▶ [What to work on]: Locate the lines that hold the string "секунд". Copy every such line.

▶ [Data]:
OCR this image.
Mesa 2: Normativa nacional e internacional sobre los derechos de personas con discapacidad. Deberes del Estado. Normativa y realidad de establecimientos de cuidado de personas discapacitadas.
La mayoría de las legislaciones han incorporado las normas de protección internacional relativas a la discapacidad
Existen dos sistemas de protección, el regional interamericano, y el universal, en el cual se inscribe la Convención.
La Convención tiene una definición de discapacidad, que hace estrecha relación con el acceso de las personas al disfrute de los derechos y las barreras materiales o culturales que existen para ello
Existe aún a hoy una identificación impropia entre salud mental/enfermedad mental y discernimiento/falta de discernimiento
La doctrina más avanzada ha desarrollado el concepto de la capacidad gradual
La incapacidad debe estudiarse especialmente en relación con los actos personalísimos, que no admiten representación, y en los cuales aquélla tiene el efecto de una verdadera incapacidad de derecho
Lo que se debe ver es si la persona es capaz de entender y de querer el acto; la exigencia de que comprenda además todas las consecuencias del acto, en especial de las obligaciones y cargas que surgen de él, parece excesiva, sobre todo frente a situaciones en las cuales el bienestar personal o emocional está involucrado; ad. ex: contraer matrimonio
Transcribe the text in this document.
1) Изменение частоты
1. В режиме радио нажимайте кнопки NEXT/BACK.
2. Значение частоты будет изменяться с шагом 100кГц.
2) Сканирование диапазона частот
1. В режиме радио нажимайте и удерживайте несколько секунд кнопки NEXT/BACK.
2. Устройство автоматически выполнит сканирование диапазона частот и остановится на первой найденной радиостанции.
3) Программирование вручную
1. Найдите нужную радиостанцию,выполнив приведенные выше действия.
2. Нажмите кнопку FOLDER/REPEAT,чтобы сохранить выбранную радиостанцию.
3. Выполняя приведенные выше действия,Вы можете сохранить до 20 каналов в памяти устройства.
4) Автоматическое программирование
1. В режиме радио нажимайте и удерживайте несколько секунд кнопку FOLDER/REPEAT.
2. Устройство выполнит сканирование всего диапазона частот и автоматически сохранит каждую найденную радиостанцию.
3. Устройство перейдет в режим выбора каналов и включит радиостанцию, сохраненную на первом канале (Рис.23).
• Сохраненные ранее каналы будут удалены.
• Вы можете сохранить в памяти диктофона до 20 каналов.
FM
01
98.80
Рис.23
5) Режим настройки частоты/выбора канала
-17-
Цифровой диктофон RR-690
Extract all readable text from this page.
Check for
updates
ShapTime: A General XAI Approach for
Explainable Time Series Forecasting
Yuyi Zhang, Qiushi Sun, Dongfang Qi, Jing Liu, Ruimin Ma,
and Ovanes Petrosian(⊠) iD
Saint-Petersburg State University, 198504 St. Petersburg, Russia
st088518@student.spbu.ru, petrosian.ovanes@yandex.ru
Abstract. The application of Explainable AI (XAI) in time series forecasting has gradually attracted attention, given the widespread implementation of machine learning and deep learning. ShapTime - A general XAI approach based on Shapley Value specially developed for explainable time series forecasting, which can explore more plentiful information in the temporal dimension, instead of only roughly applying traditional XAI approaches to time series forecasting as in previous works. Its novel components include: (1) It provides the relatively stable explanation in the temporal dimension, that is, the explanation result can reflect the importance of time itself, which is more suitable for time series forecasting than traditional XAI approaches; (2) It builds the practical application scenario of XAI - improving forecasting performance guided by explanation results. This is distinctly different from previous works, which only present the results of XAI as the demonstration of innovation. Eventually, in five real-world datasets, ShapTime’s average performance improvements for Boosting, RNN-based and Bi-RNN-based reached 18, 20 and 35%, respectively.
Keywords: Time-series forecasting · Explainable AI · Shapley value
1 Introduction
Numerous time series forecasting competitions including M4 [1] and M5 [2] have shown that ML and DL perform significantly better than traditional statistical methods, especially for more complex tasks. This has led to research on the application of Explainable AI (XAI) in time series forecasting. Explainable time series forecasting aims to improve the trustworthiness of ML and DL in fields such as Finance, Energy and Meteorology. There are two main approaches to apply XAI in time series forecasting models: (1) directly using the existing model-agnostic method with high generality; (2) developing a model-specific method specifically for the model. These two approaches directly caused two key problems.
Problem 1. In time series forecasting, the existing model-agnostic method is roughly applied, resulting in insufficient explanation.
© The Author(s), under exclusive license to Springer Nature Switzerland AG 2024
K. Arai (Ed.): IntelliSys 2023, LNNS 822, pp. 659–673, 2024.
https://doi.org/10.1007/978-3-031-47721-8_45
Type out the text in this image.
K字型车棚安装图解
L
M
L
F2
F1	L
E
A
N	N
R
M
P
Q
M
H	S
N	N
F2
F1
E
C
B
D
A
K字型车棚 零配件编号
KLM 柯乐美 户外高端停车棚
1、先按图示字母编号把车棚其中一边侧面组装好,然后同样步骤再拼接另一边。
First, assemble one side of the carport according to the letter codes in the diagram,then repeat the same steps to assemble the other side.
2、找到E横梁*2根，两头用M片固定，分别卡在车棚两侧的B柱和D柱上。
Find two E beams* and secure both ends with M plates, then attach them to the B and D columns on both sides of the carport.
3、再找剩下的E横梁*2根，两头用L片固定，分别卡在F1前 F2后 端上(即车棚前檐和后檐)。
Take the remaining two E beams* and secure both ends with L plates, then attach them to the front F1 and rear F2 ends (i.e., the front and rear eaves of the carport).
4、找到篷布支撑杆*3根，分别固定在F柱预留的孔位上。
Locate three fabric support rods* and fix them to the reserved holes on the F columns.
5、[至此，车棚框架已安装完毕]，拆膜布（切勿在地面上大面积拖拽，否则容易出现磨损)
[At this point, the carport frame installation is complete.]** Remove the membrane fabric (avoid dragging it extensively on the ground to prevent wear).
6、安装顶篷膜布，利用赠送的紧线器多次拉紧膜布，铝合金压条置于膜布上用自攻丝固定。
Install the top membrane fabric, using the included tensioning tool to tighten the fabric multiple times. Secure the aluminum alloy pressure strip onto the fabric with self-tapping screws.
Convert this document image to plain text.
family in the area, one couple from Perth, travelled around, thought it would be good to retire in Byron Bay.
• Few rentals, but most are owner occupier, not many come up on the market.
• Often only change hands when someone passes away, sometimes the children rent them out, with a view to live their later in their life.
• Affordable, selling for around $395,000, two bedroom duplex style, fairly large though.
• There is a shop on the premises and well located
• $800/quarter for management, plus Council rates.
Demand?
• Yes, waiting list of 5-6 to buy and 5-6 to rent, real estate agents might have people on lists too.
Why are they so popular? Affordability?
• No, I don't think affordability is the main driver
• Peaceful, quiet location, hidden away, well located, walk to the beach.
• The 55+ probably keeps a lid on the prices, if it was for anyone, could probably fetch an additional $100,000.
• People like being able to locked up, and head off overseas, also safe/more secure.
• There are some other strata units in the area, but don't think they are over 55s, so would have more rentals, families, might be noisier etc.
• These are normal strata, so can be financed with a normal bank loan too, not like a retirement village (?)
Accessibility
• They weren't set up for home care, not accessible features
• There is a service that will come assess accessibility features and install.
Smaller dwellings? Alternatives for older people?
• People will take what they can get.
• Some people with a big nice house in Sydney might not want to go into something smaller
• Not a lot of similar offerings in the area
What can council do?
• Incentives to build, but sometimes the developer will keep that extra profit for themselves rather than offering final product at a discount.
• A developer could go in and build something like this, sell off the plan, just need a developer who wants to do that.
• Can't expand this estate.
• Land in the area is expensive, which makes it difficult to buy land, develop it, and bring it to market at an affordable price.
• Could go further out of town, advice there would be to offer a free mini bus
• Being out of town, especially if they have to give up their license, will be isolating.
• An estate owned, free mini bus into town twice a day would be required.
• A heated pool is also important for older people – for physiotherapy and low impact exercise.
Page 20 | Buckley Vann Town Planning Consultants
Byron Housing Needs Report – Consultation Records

▶ [Result of this task]:
1. В режиме радио нажимайте и удерживайте несколько секунд кнопки NEXT/BACK.
1. В режиме радио нажимайте и удерживайте несколько секунд кнопку FOLDER/REPEAT.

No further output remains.